(Instructions for the task)
Print the entries in full, word for word, but not the pictures.

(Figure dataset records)
+ + + +
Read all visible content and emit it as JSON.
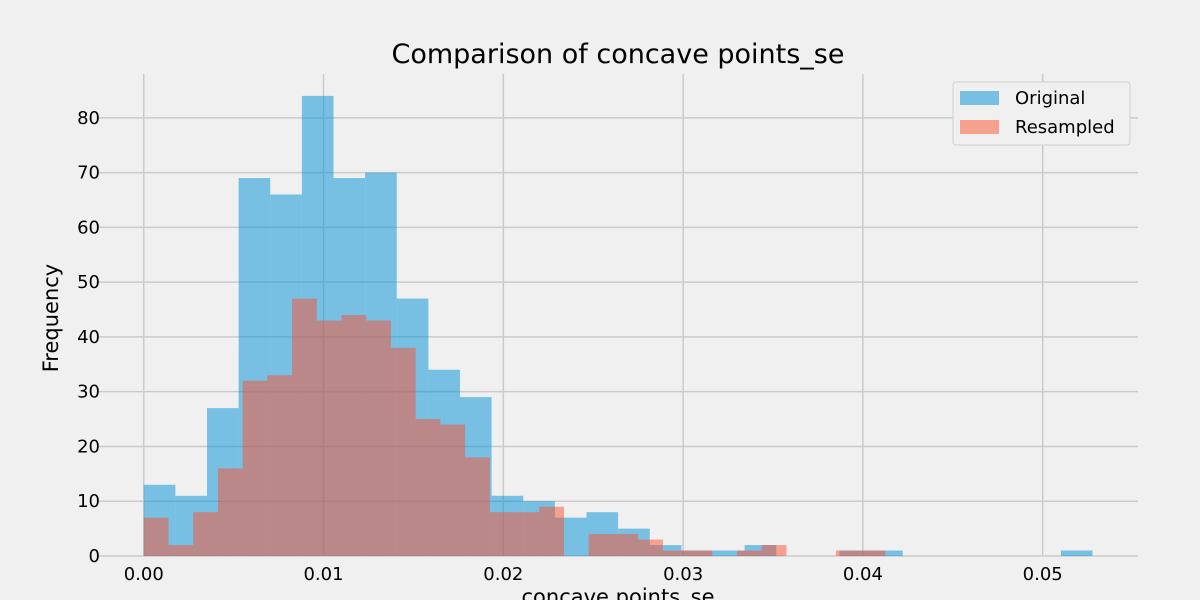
{
  "chart_data": {
    "type": "bar",
    "title": "Comparison of concave points_se",
    "xlabel": "concave points_se",
    "ylabel": "Frequency",
    "xlim": [
      -0.0026,
      0.0553
    ],
    "ylim": [
      0,
      88
    ],
    "grid": true,
    "legend_position": "top-right",
    "x_ticks": [
      "0.00",
      "0.01",
      "0.02",
      "0.03",
      "0.04",
      "0.05"
    ],
    "x_tick_values": [
      0.0,
      0.01,
      0.02,
      0.03,
      0.04,
      0.05
    ],
    "y_ticks": [
      "0",
      "10",
      "20",
      "30",
      "40",
      "50",
      "60",
      "70",
      "80"
    ],
    "y_tick_values": [
      0,
      10,
      20,
      30,
      40,
      50,
      60,
      70,
      80
    ],
    "series": [
      {
        "name": "Original",
        "color": "#008fd5",
        "opacity": 0.5,
        "bin_edges": [
          0.0,
          0.001759,
          0.003518,
          0.005277,
          0.007036,
          0.008795,
          0.010554,
          0.012313,
          0.014072,
          0.015831,
          0.01759,
          0.019349,
          0.021108,
          0.022867,
          0.024626,
          0.026385,
          0.028144,
          0.029903,
          0.031662,
          0.033421,
          0.03518,
          0.036939,
          0.038698,
          0.040457,
          0.042216,
          0.043975,
          0.045734,
          0.047493,
          0.049252,
          0.051011,
          0.05277
        ],
        "values": [
          13,
          11,
          27,
          69,
          66,
          84,
          69,
          70,
          47,
          34,
          29,
          11,
          10,
          7,
          8,
          5,
          2,
          1,
          1,
          2,
          0,
          0,
          1,
          1,
          0,
          0,
          0,
          0,
          0,
          1
        ]
      },
      {
        "name": "Resampled",
        "color": "#fc4f30",
        "opacity": 0.5,
        "bin_edges": [
          0.0,
          0.001375,
          0.00275,
          0.004125,
          0.0055,
          0.006875,
          0.00825,
          0.009625,
          0.011,
          0.012375,
          0.01375,
          0.015125,
          0.0165,
          0.017875,
          0.01925,
          0.020625,
          0.022,
          0.023375,
          0.02475,
          0.026125,
          0.0275,
          0.028875,
          0.03025,
          0.031625,
          0.033,
          0.034375,
          0.03575,
          0.037125,
          0.0385,
          0.039875,
          0.04125
        ],
        "values": [
          7,
          2,
          8,
          16,
          32,
          33,
          47,
          43,
          44,
          43,
          38,
          25,
          24,
          18,
          8,
          8,
          9,
          0,
          4,
          4,
          3,
          1,
          1,
          0,
          1,
          2,
          0,
          0,
          1,
          1
        ]
      }
    ]
  }
}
+ + + +
(Solution to the problem)
Read all visible content and emit it as JSON.
{
  "chart_data": {
    "type": "bar",
    "title": "Comparison of concave points_se",
    "xlabel": "concave points_se",
    "ylabel": "Frequency",
    "xlim": [
      -0.0026,
      0.0553
    ],
    "ylim": [
      0,
      88
    ],
    "grid": true,
    "legend_position": "top-right",
    "x_ticks": [
      "0.00",
      "0.01",
      "0.02",
      "0.03",
      "0.04",
      "0.05"
    ],
    "x_tick_values": [
      0.0,
      0.01,
      0.02,
      0.03,
      0.04,
      0.05
    ],
    "y_ticks": [
      "0",
      "10",
      "20",
      "30",
      "40",
      "50",
      "60",
      "70",
      "80"
    ],
    "y_tick_values": [
      0,
      10,
      20,
      30,
      40,
      50,
      60,
      70,
      80
    ],
    "series": [
      {
        "name": "Original",
        "color": "#008fd5",
        "opacity": 0.5,
        "bin_edges": [
          0.0,
          0.001759,
          0.003518,
          0.005277,
          0.007036,
          0.008795,
          0.010554,
          0.012313,
          0.014072,
          0.015831,
          0.01759,
          0.019349,
          0.021108,
          0.022867,
          0.024626,
          0.026385,
          0.028144,
          0.029903,
          0.031662,
          0.033421,
          0.03518,
          0.036939,
          0.038698,
          0.040457,
          0.042216,
          0.043975,
          0.045734,
          0.047493,
          0.049252,
          0.051011,
          0.05277
        ],
        "values": [
          13,
          11,
          27,
          69,
          66,
          84,
          69,
          70,
          47,
          34,
          29,
          11,
          10,
          7,
          8,
          5,
          2,
          1,
          1,
          2,
          0,
          0,
          1,
          1,
          0,
          0,
          0,
          0,
          0,
          1
        ]
      },
      {
        "name": "Resampled",
        "color": "#fc4f30",
        "opacity": 0.5,
        "bin_edges": [
          0.0,
          0.001375,
          0.00275,
          0.004125,
          0.0055,
          0.006875,
          0.00825,
          0.009625,
          0.011,
          0.012375,
          0.01375,
          0.015125,
          0.0165,
          0.017875,
          0.01925,
          0.020625,
          0.022,
          0.023375,
          0.02475,
          0.026125,
          0.0275,
          0.028875,
          0.03025,
          0.031625,
          0.033,
          0.034375,
          0.03575,
          0.037125,
          0.0385,
          0.039875,
          0.04125
        ],
        "values": [
          7,
          2,
          8,
          16,
          32,
          33,
          47,
          43,
          44,
          43,
          38,
          25,
          24,
          18,
          8,
          8,
          9,
          0,
          4,
          4,
          3,
          1,
          1,
          0,
          1,
          2,
          0,
          0,
          1,
          1
        ]
      }
    ]
  }
}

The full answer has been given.